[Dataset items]
▼▼▼

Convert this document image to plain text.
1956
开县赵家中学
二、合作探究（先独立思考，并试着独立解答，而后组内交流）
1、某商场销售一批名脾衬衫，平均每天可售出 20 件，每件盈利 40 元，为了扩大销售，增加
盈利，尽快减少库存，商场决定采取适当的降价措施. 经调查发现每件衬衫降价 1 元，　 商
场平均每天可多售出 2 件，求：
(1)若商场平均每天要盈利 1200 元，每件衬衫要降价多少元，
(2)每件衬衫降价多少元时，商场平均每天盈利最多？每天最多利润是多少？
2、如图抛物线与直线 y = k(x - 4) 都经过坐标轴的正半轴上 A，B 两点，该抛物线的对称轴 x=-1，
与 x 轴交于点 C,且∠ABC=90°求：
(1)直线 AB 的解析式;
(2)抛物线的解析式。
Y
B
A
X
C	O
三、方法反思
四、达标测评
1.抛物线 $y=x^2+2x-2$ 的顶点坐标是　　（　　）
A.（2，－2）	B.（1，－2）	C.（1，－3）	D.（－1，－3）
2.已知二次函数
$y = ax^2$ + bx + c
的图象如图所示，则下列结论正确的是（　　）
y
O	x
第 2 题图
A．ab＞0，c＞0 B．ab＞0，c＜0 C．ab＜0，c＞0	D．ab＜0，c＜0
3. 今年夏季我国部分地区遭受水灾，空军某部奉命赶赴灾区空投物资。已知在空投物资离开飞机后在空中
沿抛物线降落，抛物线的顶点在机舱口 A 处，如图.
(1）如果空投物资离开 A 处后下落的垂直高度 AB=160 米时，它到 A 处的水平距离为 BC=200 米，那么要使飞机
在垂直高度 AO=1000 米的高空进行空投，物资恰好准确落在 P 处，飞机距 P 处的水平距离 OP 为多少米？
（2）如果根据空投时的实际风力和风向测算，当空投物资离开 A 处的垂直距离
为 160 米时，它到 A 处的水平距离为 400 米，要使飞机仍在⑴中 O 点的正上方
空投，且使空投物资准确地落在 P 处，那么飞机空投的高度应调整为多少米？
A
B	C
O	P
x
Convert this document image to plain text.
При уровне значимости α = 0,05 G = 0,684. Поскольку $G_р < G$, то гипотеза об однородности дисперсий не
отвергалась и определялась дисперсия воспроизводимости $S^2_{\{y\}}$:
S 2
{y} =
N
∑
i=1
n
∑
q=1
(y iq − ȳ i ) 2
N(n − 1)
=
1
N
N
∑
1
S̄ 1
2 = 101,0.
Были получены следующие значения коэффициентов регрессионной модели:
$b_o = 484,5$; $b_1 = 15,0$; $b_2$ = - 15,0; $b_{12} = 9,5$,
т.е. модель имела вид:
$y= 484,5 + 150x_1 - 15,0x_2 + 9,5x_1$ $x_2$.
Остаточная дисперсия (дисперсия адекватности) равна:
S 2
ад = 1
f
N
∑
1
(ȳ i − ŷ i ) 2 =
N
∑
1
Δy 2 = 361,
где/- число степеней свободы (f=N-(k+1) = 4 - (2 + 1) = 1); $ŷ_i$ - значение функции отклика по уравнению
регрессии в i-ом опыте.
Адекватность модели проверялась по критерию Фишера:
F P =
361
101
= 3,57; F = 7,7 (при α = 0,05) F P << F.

▲▲▲

* Requirements: Transcribe the data. Leave every line exactly as it is.

* Solution to the exercise:
Convert this document image to plain text.
1956
开县赵家中学
二、合作探究（先独立思考，并试着独立解答，而后组内交流）
1、某商场销售一批名脾衬衫，平均每天可售出 20 件，每件盈利 40 元，为了扩大销售，增加
盈利，尽快减少库存，商场决定采取适当的降价措施. 经调查发现每件衬衫降价 1 元，　 商
场平均每天可多售出 2 件，求：
(1)若商场平均每天要盈利 1200 元，每件衬衫要降价多少元，
(2)每件衬衫降价多少元时，商场平均每天盈利最多？每天最多利润是多少？
2、如图抛物线与直线 y = k(x - 4) 都经过坐标轴的正半轴上 A，B 两点，该抛物线的对称轴 x=-1，
与 x 轴交于点 C,且∠ABC=90°求：
(1)直线 AB 的解析式;
(2)抛物线的解析式。
Y
B
A
X
C	O
三、方法反思
四、达标测评
1.抛物线 $y=x^2+2x-2$ 的顶点坐标是　　（　　）
A.（2，－2）	B.（1，－2）	C.（1，－3）	D.（－1，－3）
2.已知二次函数
$y = ax^2$ + bx + c
的图象如图所示，则下列结论正确的是（　　）
y
O	x
第 2 题图
A．ab＞0，c＞0 B．ab＞0，c＜0 C．ab＜0，c＞0	D．ab＜0，c＜0
3. 今年夏季我国部分地区遭受水灾，空军某部奉命赶赴灾区空投物资。已知在空投物资离开飞机后在空中
沿抛物线降落，抛物线的顶点在机舱口 A 处，如图.
(1）如果空投物资离开 A 处后下落的垂直高度 AB=160 米时，它到 A 处的水平距离为 BC=200 米，那么要使飞机
在垂直高度 AO=1000 米的高空进行空投，物资恰好准确落在 P 处，飞机距 P 处的水平距离 OP 为多少米？
（2）如果根据空投时的实际风力和风向测算，当空投物资离开 A 处的垂直距离
为 160 米时，它到 A 处的水平距离为 400 米，要使飞机仍在⑴中 O 点的正上方
空投，且使空投物资准确地落在 P 处，那么飞机空投的高度应调整为多少米？
A
B	C
O	P
x
Convert this document image to plain text.
При уровне значимости α = 0,05 G = 0,684. Поскольку $G_р < G$, то гипотеза об однородности дисперсий не
отвергалась и определялась дисперсия воспроизводимости $S^2_{\{y\}}$:
S 2
{y} =
N
∑
i=1
n
∑
q=1
(y iq − ȳ i ) 2
N(n − 1)
=
1
N
N
∑
1
S̄ 1
2 = 101,0.
Были получены следующие значения коэффициентов регрессионной модели:
$b_o = 484,5$; $b_1 = 15,0$; $b_2$ = - 15,0; $b_{12} = 9,5$,
т.е. модель имела вид:
$y= 484,5 + 150x_1 - 15,0x_2 + 9,5x_1$ $x_2$.
Остаточная дисперсия (дисперсия адекватности) равна:
S 2
ад = 1
f
N
∑
1
(ȳ i − ŷ i ) 2 =
N
∑
1
Δy 2 = 361,
где/- число степеней свободы (f=N-(k+1) = 4 - (2 + 1) = 1); $ŷ_i$ - значение функции отклика по уравнению
регрессии в i-ом опыте.
Адекватность модели проверялась по критерию Фишера:
F P =
361
101
= 3,57; F = 7,7 (при α = 0,05) F P << F.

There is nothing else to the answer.